Participants once again stressed forward thinking as critical in today’s regulatory landscape for an industry that often struggles with an image of being unsympathetic to environmental goals. It was stressed that industry needs to be more proactive and, more importantly, should reflect on its performance when it comes to issues such as flaring in Bakken, seismicity in Oklahoma, or pipeline and infrastructure siting in the Mid-Atlantic region of the U.S. It was argued that operators should identify and address problems before they become issues for regulators, effectively taking steps to mitigate any potential calamity before damages occur. Recent oil and gas development in Pennsylvania was referenced as an example of where industry should be more proactive on environmental matters so that public sentiment does not shift in a way that deflects future opportunities.

▶ DATA SECTION:
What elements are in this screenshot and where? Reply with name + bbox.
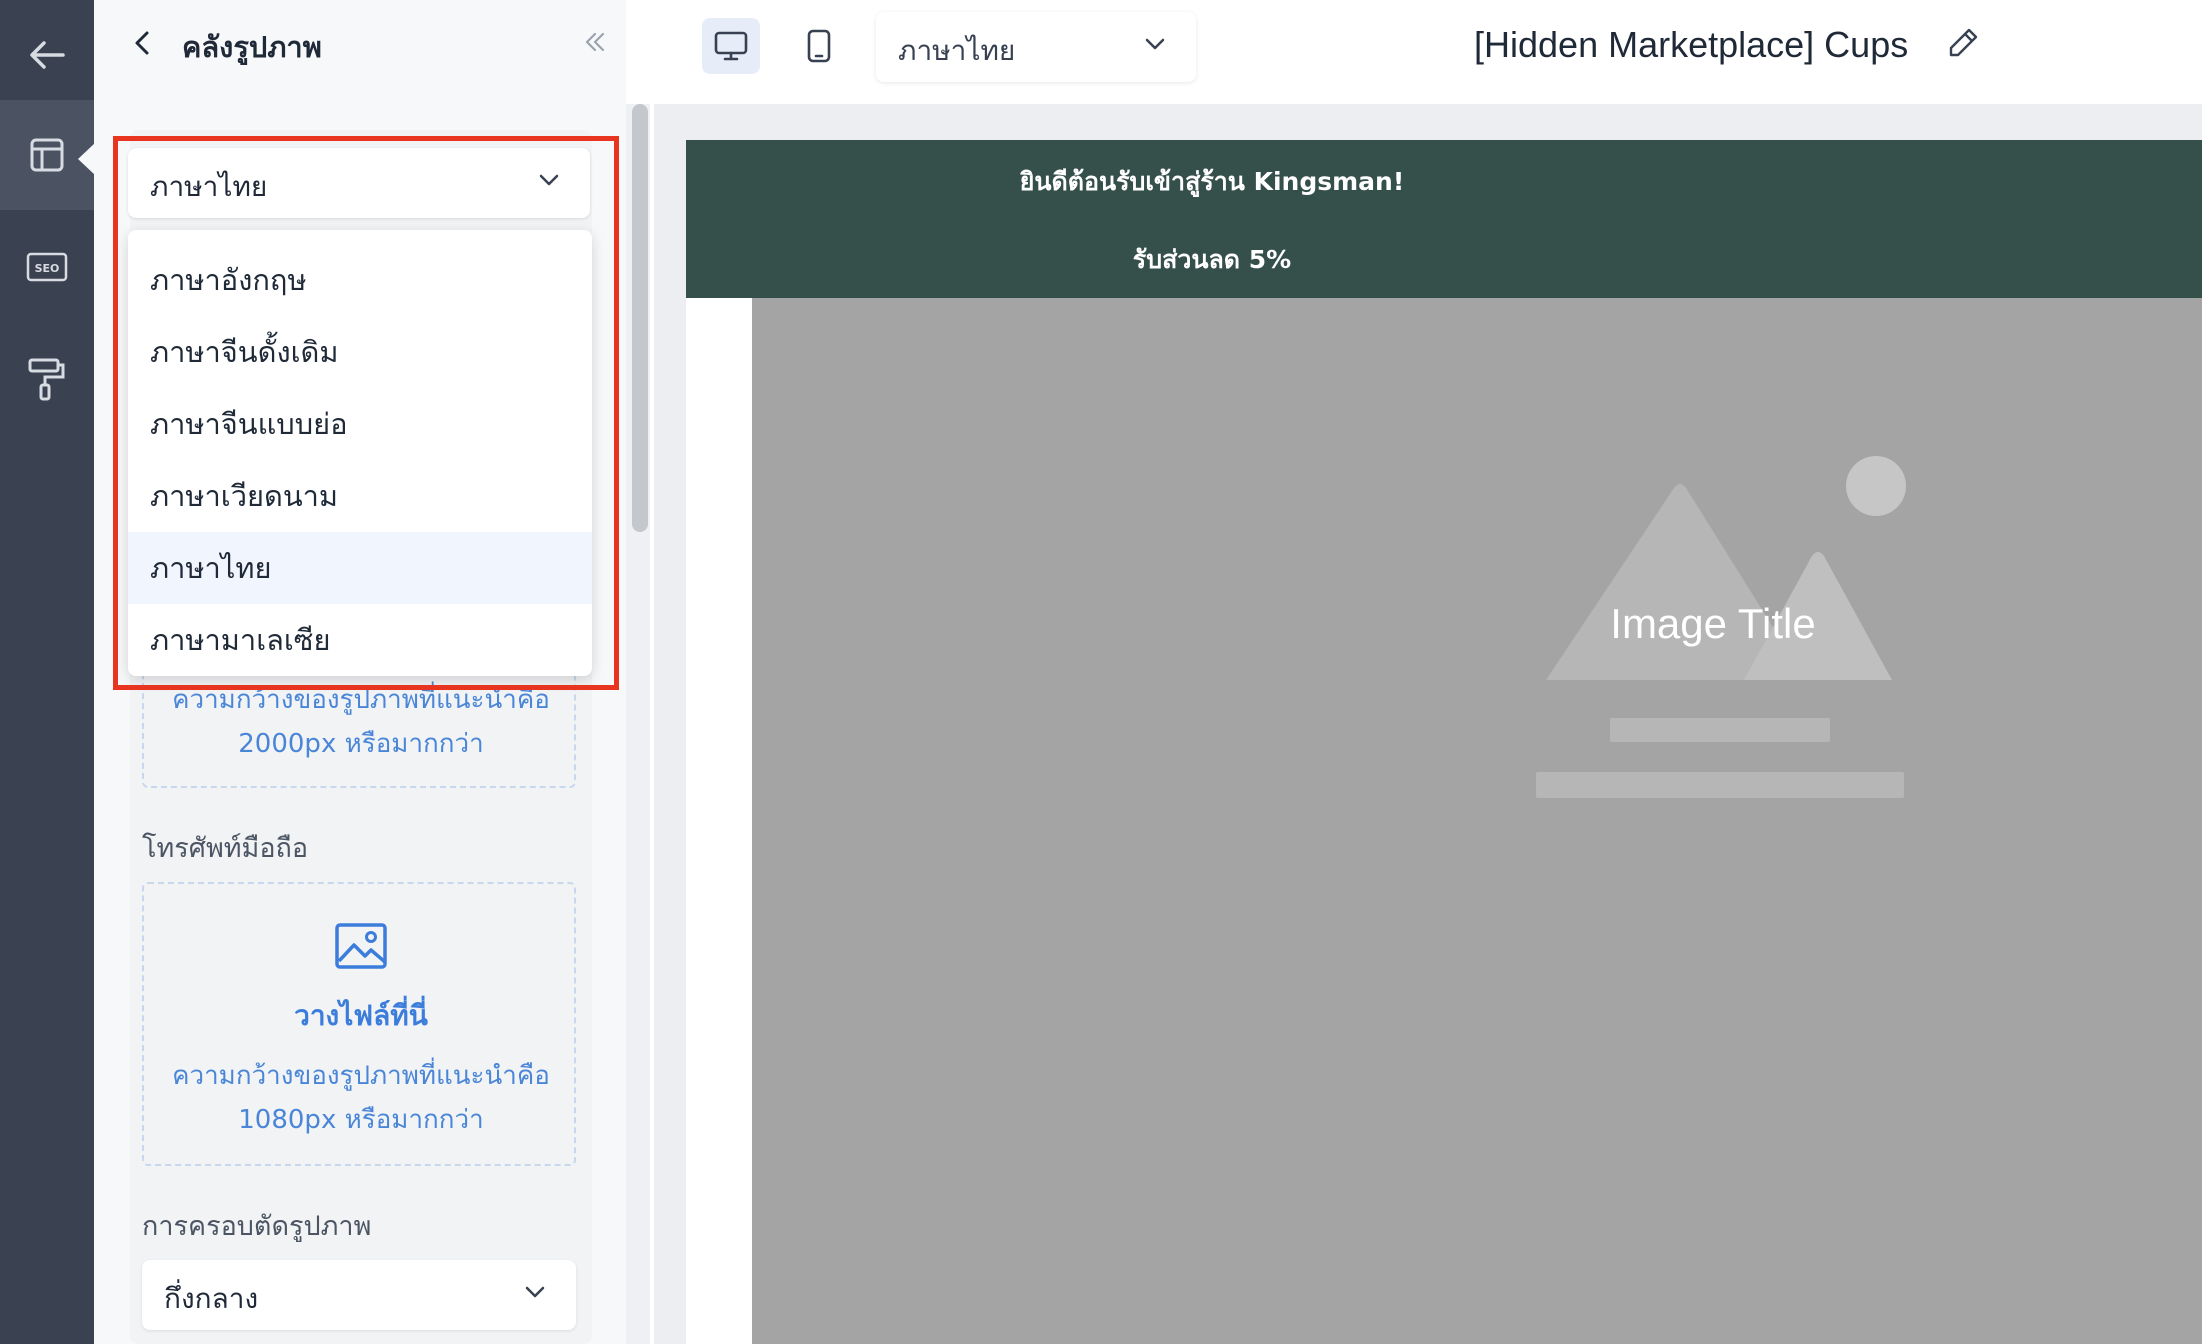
desktop-icon <box>714 31 748 61</box>
preview-language-select[interactable]: ภาษาไทย <box>876 12 1196 82</box>
panel-back-button[interactable] <box>132 28 152 62</box>
dropzone-hint: 1080px หรือมากกว่า <box>238 1105 484 1135</box>
dropzone-cta: วางไฟล์ที่นี่ <box>294 999 428 1032</box>
hero-image-section[interactable] <box>752 298 2202 1344</box>
double-chevron-left-icon <box>585 32 605 52</box>
collapse-panel-button[interactable] <box>584 30 606 58</box>
nav-rail: SEO <box>0 0 94 1344</box>
hero-subtitle-placeholder <box>1610 718 1830 742</box>
chevron-left-icon <box>135 31 149 55</box>
panel-scrollbar-thumb[interactable] <box>632 104 648 532</box>
pencil-icon <box>1949 28 1978 57</box>
crop-position-value: กึ่งกลาง <box>164 1282 259 1315</box>
seo-nav-button[interactable]: SEO <box>0 212 94 322</box>
preview-language-value: ภาษาไทย <box>898 34 1016 67</box>
mobile-icon <box>807 29 831 63</box>
seo-icon: SEO <box>26 252 68 282</box>
crop-label: การครอบตัดรูปภาพ <box>142 1211 372 1242</box>
paint-roller-icon <box>28 358 65 401</box>
image-icon <box>334 922 388 974</box>
banner-discount-text: รับส่วนลด 5% <box>1132 245 1292 274</box>
annotation-highlight-box <box>113 136 619 690</box>
hero-title: Image Title <box>1610 600 1816 647</box>
chevron-down-icon <box>1144 36 1166 55</box>
mobile-label: โทรศัพท์มือถือ <box>142 833 309 864</box>
image-placeholder-icon <box>1546 456 1906 680</box>
chevron-down-icon <box>524 1284 546 1303</box>
desktop-view-button[interactable] <box>702 18 760 74</box>
dropzone-hint: ความกว้างของรูปภาพที่แนะนำคือ <box>172 1061 550 1091</box>
hero-text-placeholder <box>1536 772 1904 798</box>
back-button[interactable] <box>0 0 94 110</box>
banner-welcome-text: ยินดีต้อนรับเข้าสู่ร้าน Kingsman! <box>1019 167 1405 196</box>
announcement-banner: ยินดีต้อนรับเข้าสู่ร้าน Kingsman! รับส่ว… <box>686 140 2202 298</box>
svg-text:SEO: SEO <box>35 262 60 275</box>
layout-icon <box>30 138 64 172</box>
crop-position-select[interactable]: กึ่งกลาง <box>142 1260 576 1330</box>
back-arrow-icon <box>30 41 65 69</box>
edit-title-button[interactable] <box>1946 26 1980 64</box>
page-title: [Hidden Marketplace] Cups <box>1474 24 1909 65</box>
dropzone-hint: 2000px หรือมากกว่า <box>238 729 484 759</box>
mobile-view-button[interactable] <box>790 18 848 74</box>
theme-nav-button[interactable] <box>0 324 94 434</box>
mobile-image-dropzone[interactable]: วางไฟล์ที่นี่ ความกว้างของรูปภาพที่แนะนำ… <box>142 882 576 1166</box>
panel-title: คลังรูปภาพ <box>182 30 322 64</box>
active-nav-pointer <box>78 143 95 175</box>
panel-header: คลังรูปภาพ <box>94 0 626 90</box>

▶ GIVEN INSTRUCTION 1:
Copy out the whole passage on industry proactivity in environmental regulation word for word.
▶ GIVEN INSTRUCTION 2:
From the listing, take the part that opens with the line containing "desktop-icon <box>714 31 748 61</box>" and closes with the line containing "collapse-panel-button[interactable] <box>584 30". Return only those lines, with "interactable" switched to "clickable" and everything else unchanged.

▶ EXERCISE RESULT 1:
Participants once again stressed forward thinking as critical in today’s regulatory landscape for an industry that often struggles with an image of being unsympathetic to environmental goals. It was stressed that industry needs to be more proactive and, more importantly, should reflect on its performance when it comes to issues such as flaring in Bakken, seismicity in Oklahoma, or pipeline and infrastructure siting in the Mid-Atlantic region of the U.S. It was argued that operators should identify and address problems before they become issues for regulators, effectively taking steps to mitigate any potential calamity before damages occur. Recent oil and gas development in Pennsylvania was referenced as an example of where industry should be more proactive on environmental matters so that public sentiment does not shift in a way that deflects future opportunities.

▶ EXERCISE RESULT 2:
desktop-icon <box>714 31 748 61</box>
preview-language-select[clickable]: ภาษาไทย <box>876 12 1196 82</box>
panel-back-button[clickable] <box>132 28 152 62</box>
dropzone-hint: 1080px หรือมากกว่า <box>238 1105 484 1135</box>
dropzone-cta: วางไฟล์ที่นี่ <box>294 999 428 1032</box>
hero-image-section[clickable] <box>752 298 2202 1344</box>
double-chevron-left-icon <box>585 32 605 52</box>
collapse-panel-button[clickable] <box>584 30 606 58</box>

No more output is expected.